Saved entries

○ ○ ○ ○ ○

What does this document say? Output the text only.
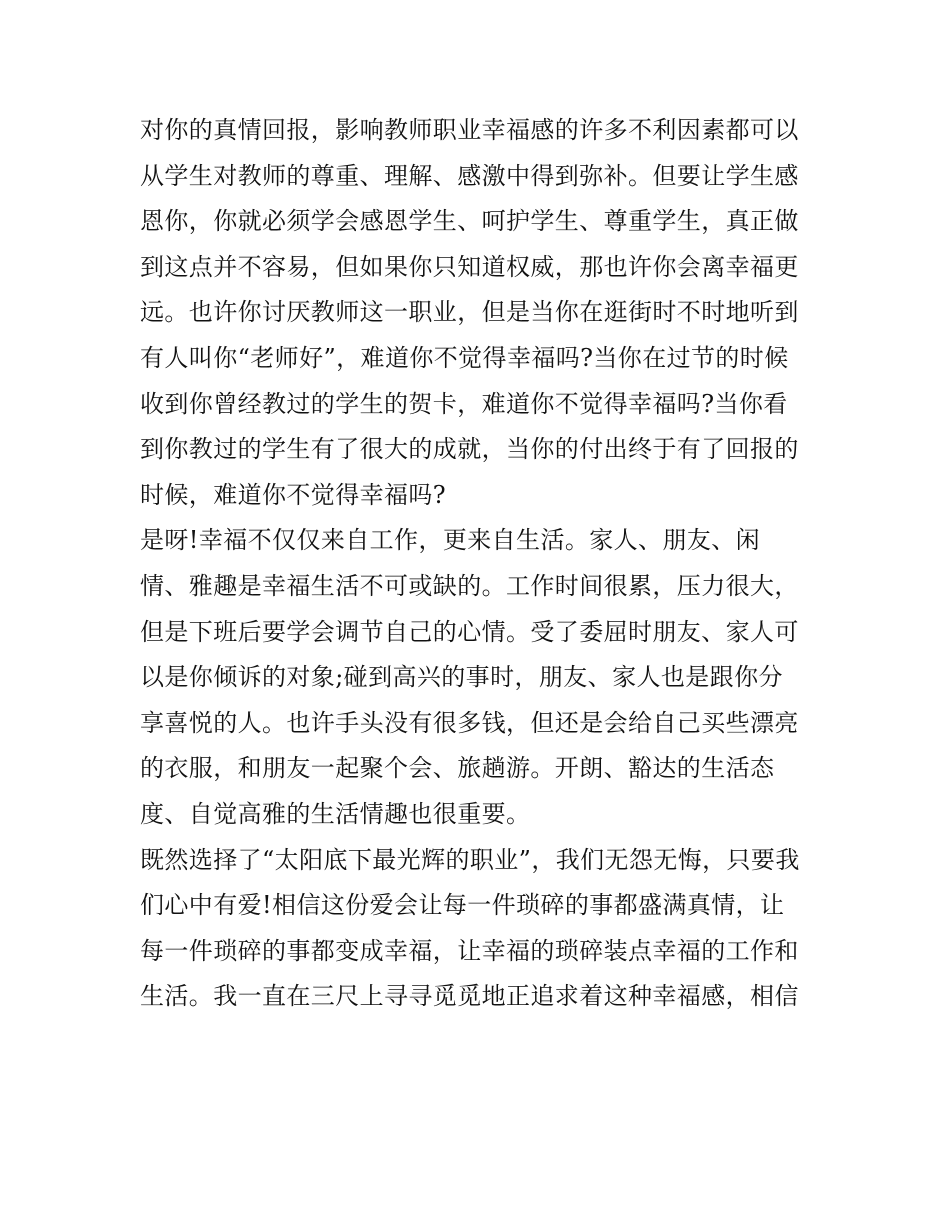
对你的真情回报，影响教师职业幸福感的许多不利因素都可以
从学生对教师的尊重、理解、感激中得到弥补。但要让学生感
恩你，你就必须学会感恩学生、呵护学生、尊重学生，真正做
到这点并不容易，但如果你只知道权威，那也许你会离幸福更
远。也许你讨厌教师这一职业，但是当你在逛街时不时地听到
有人叫你“老师好”，难道你不觉得幸福吗?当你在过节的时候
收到你曾经教过的学生的贺卡，难道你不觉得幸福吗?当你看
到你教过的学生有了很大的成就，当你的付出终于有了回报的
时候，难道你不觉得幸福吗?
是呀!幸福不仅仅来自工作，更来自生活。家人、朋友、闲
情、雅趣是幸福生活不可或缺的。工作时间很累，压力很大，
但是下班后要学会调节自己的心情。受了委屈时朋友、家人可
以是你倾诉的对象;碰到高兴的事时，朋友、家人也是跟你分
享喜悦的人。也许手头没有很多钱，但还是会给自己买些漂亮
的衣服，和朋友一起聚个会、旅趟游。开朗、豁达的生活态
度、自觉高雅的生活情趣也很重要。
既然选择了“太阳底下最光辉的职业”，我们无怨无悔，只要我
们心中有爱!相信这份爱会让每一件琐碎的事都盛满真情，让
每一件琐碎的事都变成幸福，让幸福的琐碎装点幸福的工作和
生活。我一直在三尺上寻寻觅觅地正追求着这种幸福感，相信
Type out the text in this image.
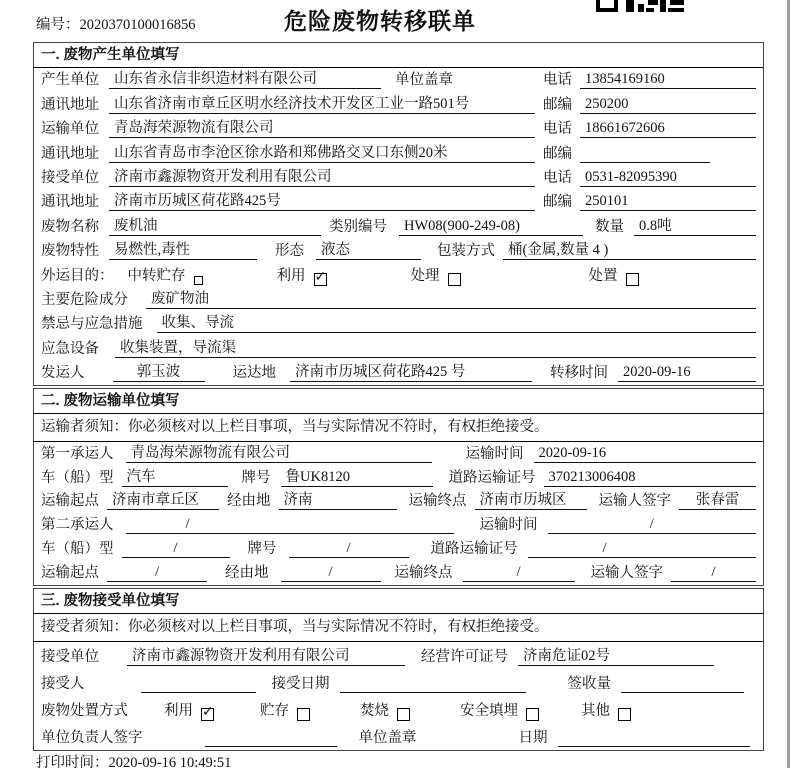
编号：2020370100016856	危险废物转移联单
一. 废物产生单位填写
产生单位	山东省永信非织造材料有限公司	单位盖章	电话 13854169160
通讯地址	山东省济南市章丘区明水经济技术开发区工业一路501号	邮编 250200
运输单位	青岛海荣源物流有限公司	电话 18661672606
通讯地址	山东省青岛市李沧区徐水路和郑佛路交叉口东侧20米	邮编
接受单位	济南市鑫源物资开发利用有限公司	电话 0531-82095390
通讯地址	济南市历城区荷花路425号	邮编 250101
废物名称	废机油	类别编号	HW08(900-249-08)	数量	0.8吨
废物特性	易燃性,毒性	形态	液态	包装方式 桶(金属,数量 4 )
外运目的： 中转贮存	利用 ✓	处理	处置
主要危险成分	废矿物油
禁忌与应急措施	收集、导流
应急设备	收集装置，导流渠
发运人	郭玉波	运达地	济南市历城区荷花路425 号	转移时间	2020-09-16
二. 废物运输单位填写
运输者须知：你必须核对以上栏目事项，当与实际情况不符时，有权拒绝接受。
第一承运人	青岛海荣源物流有限公司	运输时间	2020-09-16
车（船）型 汽车	牌号	鲁UK8120	道路运输证号 370213006408
运输起点 济南市章丘区	经由地 济南	运输终点 济南市历城区	运输人签字	张春雷
第二承运人	/	运输时间	/
车（船）型	/	牌号	/	道路运输证号	/
运输起点	/	经由地	/	运输终点	/	运输人签字	/
三. 废物接受单位填写
接受者须知：你必须核对以上栏目事项，当与实际情况不符时，有权拒绝接受。
接受单位	济南市鑫源物资开发利用有限公司	经营许可证号	济南危证02号
接受人	接受日期	签收量
废物处置方式 利用 ✓	贮存	焚烧	安全填埋	其他
单位负责人签字	单位盖章	日期
打印时间：2020-09-16 10:49:51
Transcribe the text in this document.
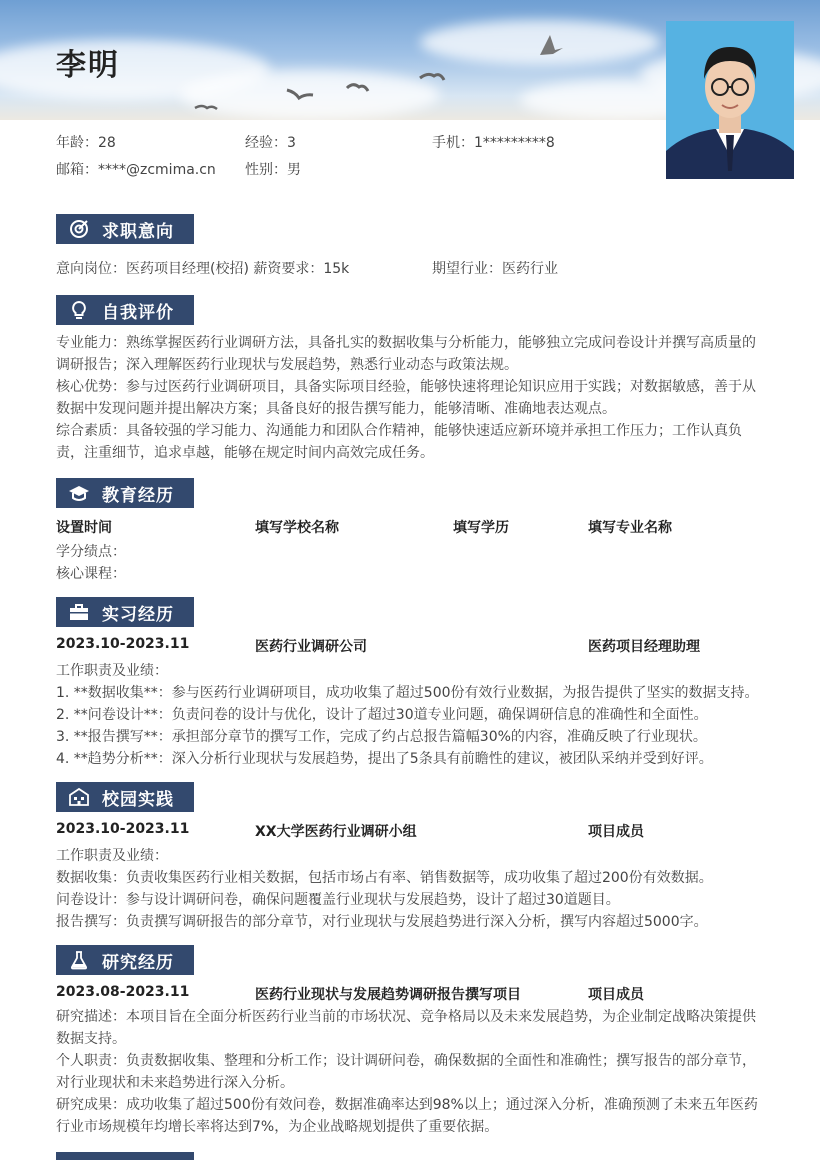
李明
年龄：28	经验：3	手机：1*********8
邮箱：****@zcmima.cn 性别：男
求职意向
意向岗位：医药项目经理(校招) 薪资要求：15k	期望行业：医药行业
自我评价
专业能力：熟练掌握医药行业调研方法，具备扎实的数据收集与分析能力，能够独立完成问卷设计并撰写高质量的调研报告；深入理解医药行业现状与发展趋势，熟悉行业动态与政策法规。
核心优势：参与过医药行业调研项目，具备实际项目经验，能够快速将理论知识应用于实践；对数据敏感，善于从数据中发现问题并提出解决方案；具备良好的报告撰写能力，能够清晰、准确地表达观点。
综合素质：具备较强的学习能力、沟通能力和团队合作精神，能够快速适应新环境并承担工作压力；工作认真负责，注重细节，追求卓越，能够在规定时间内高效完成任务。
教育经历
设置时间	填写学校名称	填写学历	填写专业名称
学分绩点：
核心课程：
实习经历
2023.10-2023.11	医药行业调研公司	医药项目经理助理
工作职责及业绩：
1. **数据收集**：参与医药行业调研项目，成功收集了超过500份有效行业数据，为报告提供了坚实的数据支持。
2. **问卷设计**：负责问卷的设计与优化，设计了超过30道专业问题，确保调研信息的准确性和全面性。
3. **报告撰写**：承担部分章节的撰写工作，完成了约占总报告篇幅30%的内容，准确反映了行业现状。
4. **趋势分析**：深入分析行业现状与发展趋势，提出了5条具有前瞻性的建议，被团队采纳并受到好评。
校园实践
2023.10-2023.11	XX大学医药行业调研小组	项目成员
工作职责及业绩：
数据收集：负责收集医药行业相关数据，包括市场占有率、销售数据等，成功收集了超过200份有效数据。
问卷设计：参与设计调研问卷，确保问题覆盖行业现状与发展趋势，设计了超过30道题目。
报告撰写：负责撰写调研报告的部分章节，对行业现状与发展趋势进行深入分析，撰写内容超过5000字。
研究经历
2023.08-2023.11	医药行业现状与发展趋势调研报告撰写项目	项目成员
研究描述：本项目旨在全面分析医药行业当前的市场状况、竞争格局以及未来发展趋势，为企业制定战略决策提供数据支持。
个人职责：负责数据收集、整理和分析工作；设计调研问卷，确保数据的全面性和准确性；撰写报告的部分章节，对行业现状和未来趋势进行深入分析。
研究成果：成功收集了超过500份有效问卷，数据准确率达到98%以上；通过深入分析，准确预测了未来五年医药行业市场规模年均增长率将达到7%，为企业战略规划提供了重要依据。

○ ○ ○ ○ ○

◆ **Challenge**: Any pictures should be dropped; transcribe the rest of the records above exactly.

◆ **Final result**:
What does this document say? Output the text only.
对你的真情回报，影响教师职业幸福感的许多不利因素都可以
从学生对教师的尊重、理解、感激中得到弥补。但要让学生感
恩你，你就必须学会感恩学生、呵护学生、尊重学生，真正做
到这点并不容易，但如果你只知道权威，那也许你会离幸福更
远。也许你讨厌教师这一职业，但是当你在逛街时不时地听到
有人叫你“老师好”，难道你不觉得幸福吗?当你在过节的时候
收到你曾经教过的学生的贺卡，难道你不觉得幸福吗?当你看
到你教过的学生有了很大的成就，当你的付出终于有了回报的
时候，难道你不觉得幸福吗?
是呀!幸福不仅仅来自工作，更来自生活。家人、朋友、闲
情、雅趣是幸福生活不可或缺的。工作时间很累，压力很大，
但是下班后要学会调节自己的心情。受了委屈时朋友、家人可
以是你倾诉的对象;碰到高兴的事时，朋友、家人也是跟你分
享喜悦的人。也许手头没有很多钱，但还是会给自己买些漂亮
的衣服，和朋友一起聚个会、旅趟游。开朗、豁达的生活态
度、自觉高雅的生活情趣也很重要。
既然选择了“太阳底下最光辉的职业”，我们无怨无悔，只要我
们心中有爱!相信这份爱会让每一件琐碎的事都盛满真情，让
每一件琐碎的事都变成幸福，让幸福的琐碎装点幸福的工作和
生活。我一直在三尺上寻寻觅觅地正追求着这种幸福感，相信
Type out the text in this image.
编号：2020370100016856	危险废物转移联单
一. 废物产生单位填写
产生单位	山东省永信非织造材料有限公司	单位盖章	电话 13854169160
通讯地址	山东省济南市章丘区明水经济技术开发区工业一路501号	邮编 250200
运输单位	青岛海荣源物流有限公司	电话 18661672606
通讯地址	山东省青岛市李沧区徐水路和郑佛路交叉口东侧20米	邮编
接受单位	济南市鑫源物资开发利用有限公司	电话 0531-82095390
通讯地址	济南市历城区荷花路425号	邮编 250101
废物名称	废机油	类别编号	HW08(900-249-08)	数量	0.8吨
废物特性	易燃性,毒性	形态	液态	包装方式 桶(金属,数量 4 )
外运目的： 中转贮存	利用 ✓	处理	处置
主要危险成分	废矿物油
禁忌与应急措施	收集、导流
应急设备	收集装置，导流渠
发运人	郭玉波	运达地	济南市历城区荷花路425 号	转移时间	2020-09-16
二. 废物运输单位填写
运输者须知：你必须核对以上栏目事项，当与实际情况不符时，有权拒绝接受。
第一承运人	青岛海荣源物流有限公司	运输时间	2020-09-16
车（船）型 汽车	牌号	鲁UK8120	道路运输证号 370213006408
运输起点 济南市章丘区	经由地 济南	运输终点 济南市历城区	运输人签字	张春雷
第二承运人	/	运输时间	/
车（船）型	/	牌号	/	道路运输证号	/
运输起点	/	经由地	/	运输终点	/	运输人签字	/
三. 废物接受单位填写
接受者须知：你必须核对以上栏目事项，当与实际情况不符时，有权拒绝接受。
接受单位	济南市鑫源物资开发利用有限公司	经营许可证号	济南危证02号
接受人	接受日期	签收量
废物处置方式 利用 ✓	贮存	焚烧	安全填埋	其他
单位负责人签字	单位盖章	日期
打印时间：2020-09-16 10:49:51
Transcribe the text in this document.
李明
年龄：28	经验：3	手机：1*********8
邮箱：****@zcmima.cn 性别：男
求职意向
意向岗位：医药项目经理(校招) 薪资要求：15k	期望行业：医药行业
自我评价
专业能力：熟练掌握医药行业调研方法，具备扎实的数据收集与分析能力，能够独立完成问卷设计并撰写高质量的调研报告；深入理解医药行业现状与发展趋势，熟悉行业动态与政策法规。
核心优势：参与过医药行业调研项目，具备实际项目经验，能够快速将理论知识应用于实践；对数据敏感，善于从数据中发现问题并提出解决方案；具备良好的报告撰写能力，能够清晰、准确地表达观点。
综合素质：具备较强的学习能力、沟通能力和团队合作精神，能够快速适应新环境并承担工作压力；工作认真负责，注重细节，追求卓越，能够在规定时间内高效完成任务。
教育经历
设置时间	填写学校名称	填写学历	填写专业名称
学分绩点：
核心课程：
实习经历
2023.10-2023.11	医药行业调研公司	医药项目经理助理
工作职责及业绩：
1. **数据收集**：参与医药行业调研项目，成功收集了超过500份有效行业数据，为报告提供了坚实的数据支持。
2. **问卷设计**：负责问卷的设计与优化，设计了超过30道专业问题，确保调研信息的准确性和全面性。
3. **报告撰写**：承担部分章节的撰写工作，完成了约占总报告篇幅30%的内容，准确反映了行业现状。
4. **趋势分析**：深入分析行业现状与发展趋势，提出了5条具有前瞻性的建议，被团队采纳并受到好评。
校园实践
2023.10-2023.11	XX大学医药行业调研小组	项目成员
工作职责及业绩：
数据收集：负责收集医药行业相关数据，包括市场占有率、销售数据等，成功收集了超过200份有效数据。
问卷设计：参与设计调研问卷，确保问题覆盖行业现状与发展趋势，设计了超过30道题目。
报告撰写：负责撰写调研报告的部分章节，对行业现状与发展趋势进行深入分析，撰写内容超过5000字。
研究经历
2023.08-2023.11	医药行业现状与发展趋势调研报告撰写项目	项目成员
研究描述：本项目旨在全面分析医药行业当前的市场状况、竞争格局以及未来发展趋势，为企业制定战略决策提供数据支持。
个人职责：负责数据收集、整理和分析工作；设计调研问卷，确保数据的全面性和准确性；撰写报告的部分章节，对行业现状和未来趋势进行深入分析。
研究成果：成功收集了超过500份有效问卷，数据准确率达到98%以上；通过深入分析，准确预测了未来五年医药行业市场规模年均增长率将达到7%，为企业战略规划提供了重要依据。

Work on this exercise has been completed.